- _TASK_: Identify the lines holding "text" and copy them.

--- DATA ---

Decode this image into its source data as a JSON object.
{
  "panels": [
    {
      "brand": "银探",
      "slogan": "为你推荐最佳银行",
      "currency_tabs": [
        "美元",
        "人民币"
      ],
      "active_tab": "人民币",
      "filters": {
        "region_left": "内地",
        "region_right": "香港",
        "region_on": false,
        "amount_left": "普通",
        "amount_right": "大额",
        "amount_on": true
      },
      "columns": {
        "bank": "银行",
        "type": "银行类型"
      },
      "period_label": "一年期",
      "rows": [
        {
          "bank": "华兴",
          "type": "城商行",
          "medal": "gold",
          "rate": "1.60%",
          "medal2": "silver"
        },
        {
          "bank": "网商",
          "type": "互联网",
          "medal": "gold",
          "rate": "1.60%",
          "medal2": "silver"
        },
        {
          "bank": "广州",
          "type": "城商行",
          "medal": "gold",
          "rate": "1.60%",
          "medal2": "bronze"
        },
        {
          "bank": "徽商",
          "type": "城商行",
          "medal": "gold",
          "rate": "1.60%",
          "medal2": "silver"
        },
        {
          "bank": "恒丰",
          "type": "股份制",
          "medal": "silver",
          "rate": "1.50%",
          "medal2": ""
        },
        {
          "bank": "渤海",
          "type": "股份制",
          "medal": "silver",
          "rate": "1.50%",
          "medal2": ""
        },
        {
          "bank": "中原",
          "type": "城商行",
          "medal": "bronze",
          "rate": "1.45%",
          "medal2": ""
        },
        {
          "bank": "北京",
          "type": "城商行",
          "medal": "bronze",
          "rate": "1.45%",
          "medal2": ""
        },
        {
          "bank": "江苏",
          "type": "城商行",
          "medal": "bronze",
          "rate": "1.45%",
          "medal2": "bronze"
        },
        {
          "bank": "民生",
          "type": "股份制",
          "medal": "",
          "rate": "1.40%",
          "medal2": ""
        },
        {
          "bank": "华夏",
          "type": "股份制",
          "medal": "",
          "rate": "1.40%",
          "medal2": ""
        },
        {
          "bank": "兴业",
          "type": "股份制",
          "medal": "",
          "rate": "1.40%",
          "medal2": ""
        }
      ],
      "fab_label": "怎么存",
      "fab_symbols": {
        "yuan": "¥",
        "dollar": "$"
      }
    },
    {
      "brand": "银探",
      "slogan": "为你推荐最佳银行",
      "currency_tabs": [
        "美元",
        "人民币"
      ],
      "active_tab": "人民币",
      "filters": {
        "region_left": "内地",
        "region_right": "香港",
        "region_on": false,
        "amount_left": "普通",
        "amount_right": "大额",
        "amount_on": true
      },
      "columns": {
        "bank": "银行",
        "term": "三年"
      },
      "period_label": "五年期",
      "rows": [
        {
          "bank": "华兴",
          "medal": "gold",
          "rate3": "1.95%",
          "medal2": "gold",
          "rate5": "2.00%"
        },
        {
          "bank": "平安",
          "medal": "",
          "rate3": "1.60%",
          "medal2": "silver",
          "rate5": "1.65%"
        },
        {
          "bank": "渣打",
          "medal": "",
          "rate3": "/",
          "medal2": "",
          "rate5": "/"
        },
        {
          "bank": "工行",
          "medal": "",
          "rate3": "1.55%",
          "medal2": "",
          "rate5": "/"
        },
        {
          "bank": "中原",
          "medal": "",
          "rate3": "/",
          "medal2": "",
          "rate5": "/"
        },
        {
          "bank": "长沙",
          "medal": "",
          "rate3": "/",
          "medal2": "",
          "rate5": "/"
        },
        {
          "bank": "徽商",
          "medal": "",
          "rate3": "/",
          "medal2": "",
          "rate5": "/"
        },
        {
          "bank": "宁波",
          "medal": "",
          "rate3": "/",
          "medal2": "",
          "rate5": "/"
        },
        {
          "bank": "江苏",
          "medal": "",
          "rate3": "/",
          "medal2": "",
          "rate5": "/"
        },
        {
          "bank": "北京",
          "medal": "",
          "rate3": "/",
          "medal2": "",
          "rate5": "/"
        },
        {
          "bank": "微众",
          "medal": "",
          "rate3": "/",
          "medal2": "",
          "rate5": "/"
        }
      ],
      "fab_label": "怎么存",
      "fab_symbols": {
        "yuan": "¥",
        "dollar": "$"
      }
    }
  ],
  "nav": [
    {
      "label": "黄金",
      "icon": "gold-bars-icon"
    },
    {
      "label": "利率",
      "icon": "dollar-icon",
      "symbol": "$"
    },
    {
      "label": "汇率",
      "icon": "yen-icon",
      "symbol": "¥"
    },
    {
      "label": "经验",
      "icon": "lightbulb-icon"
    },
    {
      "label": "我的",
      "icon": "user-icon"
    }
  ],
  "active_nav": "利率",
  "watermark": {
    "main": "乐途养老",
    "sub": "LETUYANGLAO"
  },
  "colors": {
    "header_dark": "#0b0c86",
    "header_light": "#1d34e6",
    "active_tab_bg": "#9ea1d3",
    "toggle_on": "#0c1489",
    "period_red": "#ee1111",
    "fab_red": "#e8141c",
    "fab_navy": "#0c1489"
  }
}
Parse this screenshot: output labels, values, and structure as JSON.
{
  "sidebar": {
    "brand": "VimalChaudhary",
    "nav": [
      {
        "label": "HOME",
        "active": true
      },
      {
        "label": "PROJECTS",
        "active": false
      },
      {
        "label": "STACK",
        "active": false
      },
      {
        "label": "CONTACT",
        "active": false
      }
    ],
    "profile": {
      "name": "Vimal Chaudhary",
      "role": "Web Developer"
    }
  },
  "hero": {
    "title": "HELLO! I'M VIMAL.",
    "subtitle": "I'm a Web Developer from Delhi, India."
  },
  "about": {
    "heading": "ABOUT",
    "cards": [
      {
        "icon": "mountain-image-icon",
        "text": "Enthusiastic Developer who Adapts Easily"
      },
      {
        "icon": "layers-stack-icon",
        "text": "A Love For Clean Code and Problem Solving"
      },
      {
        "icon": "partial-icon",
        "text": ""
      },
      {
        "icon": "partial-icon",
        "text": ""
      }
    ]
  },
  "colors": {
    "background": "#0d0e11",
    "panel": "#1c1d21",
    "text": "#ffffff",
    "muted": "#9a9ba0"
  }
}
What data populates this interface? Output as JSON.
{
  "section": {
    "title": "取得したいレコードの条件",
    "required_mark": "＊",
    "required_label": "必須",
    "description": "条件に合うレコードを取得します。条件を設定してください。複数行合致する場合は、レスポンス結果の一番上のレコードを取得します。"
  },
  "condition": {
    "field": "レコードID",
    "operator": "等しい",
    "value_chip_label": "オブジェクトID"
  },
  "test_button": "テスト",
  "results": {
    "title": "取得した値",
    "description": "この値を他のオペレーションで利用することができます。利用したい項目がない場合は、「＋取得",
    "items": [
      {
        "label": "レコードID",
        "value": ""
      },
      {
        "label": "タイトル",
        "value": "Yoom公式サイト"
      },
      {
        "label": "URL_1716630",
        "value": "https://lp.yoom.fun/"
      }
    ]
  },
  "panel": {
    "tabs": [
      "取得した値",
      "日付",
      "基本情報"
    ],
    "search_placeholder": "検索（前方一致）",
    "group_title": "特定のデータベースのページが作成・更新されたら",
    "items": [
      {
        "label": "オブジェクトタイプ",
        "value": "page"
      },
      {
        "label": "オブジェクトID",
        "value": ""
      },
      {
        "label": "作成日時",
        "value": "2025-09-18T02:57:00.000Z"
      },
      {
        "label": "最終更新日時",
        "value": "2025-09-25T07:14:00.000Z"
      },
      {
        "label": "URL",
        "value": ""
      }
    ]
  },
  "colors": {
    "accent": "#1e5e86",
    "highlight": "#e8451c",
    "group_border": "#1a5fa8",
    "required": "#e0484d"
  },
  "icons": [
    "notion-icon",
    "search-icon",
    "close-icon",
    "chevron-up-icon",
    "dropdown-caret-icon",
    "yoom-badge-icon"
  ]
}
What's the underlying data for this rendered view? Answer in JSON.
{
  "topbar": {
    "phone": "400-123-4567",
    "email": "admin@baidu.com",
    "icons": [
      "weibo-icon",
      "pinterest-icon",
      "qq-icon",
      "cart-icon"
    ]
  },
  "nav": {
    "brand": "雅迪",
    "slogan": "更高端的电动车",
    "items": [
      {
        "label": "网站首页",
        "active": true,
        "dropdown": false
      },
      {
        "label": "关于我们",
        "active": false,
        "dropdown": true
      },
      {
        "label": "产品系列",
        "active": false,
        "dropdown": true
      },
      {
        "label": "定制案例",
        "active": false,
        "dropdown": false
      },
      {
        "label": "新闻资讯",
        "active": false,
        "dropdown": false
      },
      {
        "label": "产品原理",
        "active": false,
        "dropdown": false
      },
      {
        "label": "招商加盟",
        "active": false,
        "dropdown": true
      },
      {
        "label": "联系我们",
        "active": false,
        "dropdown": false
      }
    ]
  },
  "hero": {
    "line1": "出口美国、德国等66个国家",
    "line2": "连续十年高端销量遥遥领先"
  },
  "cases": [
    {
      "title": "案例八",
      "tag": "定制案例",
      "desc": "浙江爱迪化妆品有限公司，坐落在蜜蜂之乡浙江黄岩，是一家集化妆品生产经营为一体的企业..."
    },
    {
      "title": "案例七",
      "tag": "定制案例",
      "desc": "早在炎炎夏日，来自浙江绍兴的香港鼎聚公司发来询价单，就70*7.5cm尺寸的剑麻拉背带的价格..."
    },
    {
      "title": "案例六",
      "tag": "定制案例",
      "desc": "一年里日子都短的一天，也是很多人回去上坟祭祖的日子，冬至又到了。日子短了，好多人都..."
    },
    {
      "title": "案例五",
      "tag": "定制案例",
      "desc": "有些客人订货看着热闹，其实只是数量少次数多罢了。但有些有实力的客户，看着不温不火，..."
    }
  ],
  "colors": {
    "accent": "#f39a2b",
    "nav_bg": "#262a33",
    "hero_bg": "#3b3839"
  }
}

---

- _RESULT OF THE EXERCISE_:
        "text": "Enthusiastic Developer who Adapts Easily"
        "text": "A Love For Clean Code and Problem Solving"
        "text": ""
        "text": ""
    "text": "#ffffff",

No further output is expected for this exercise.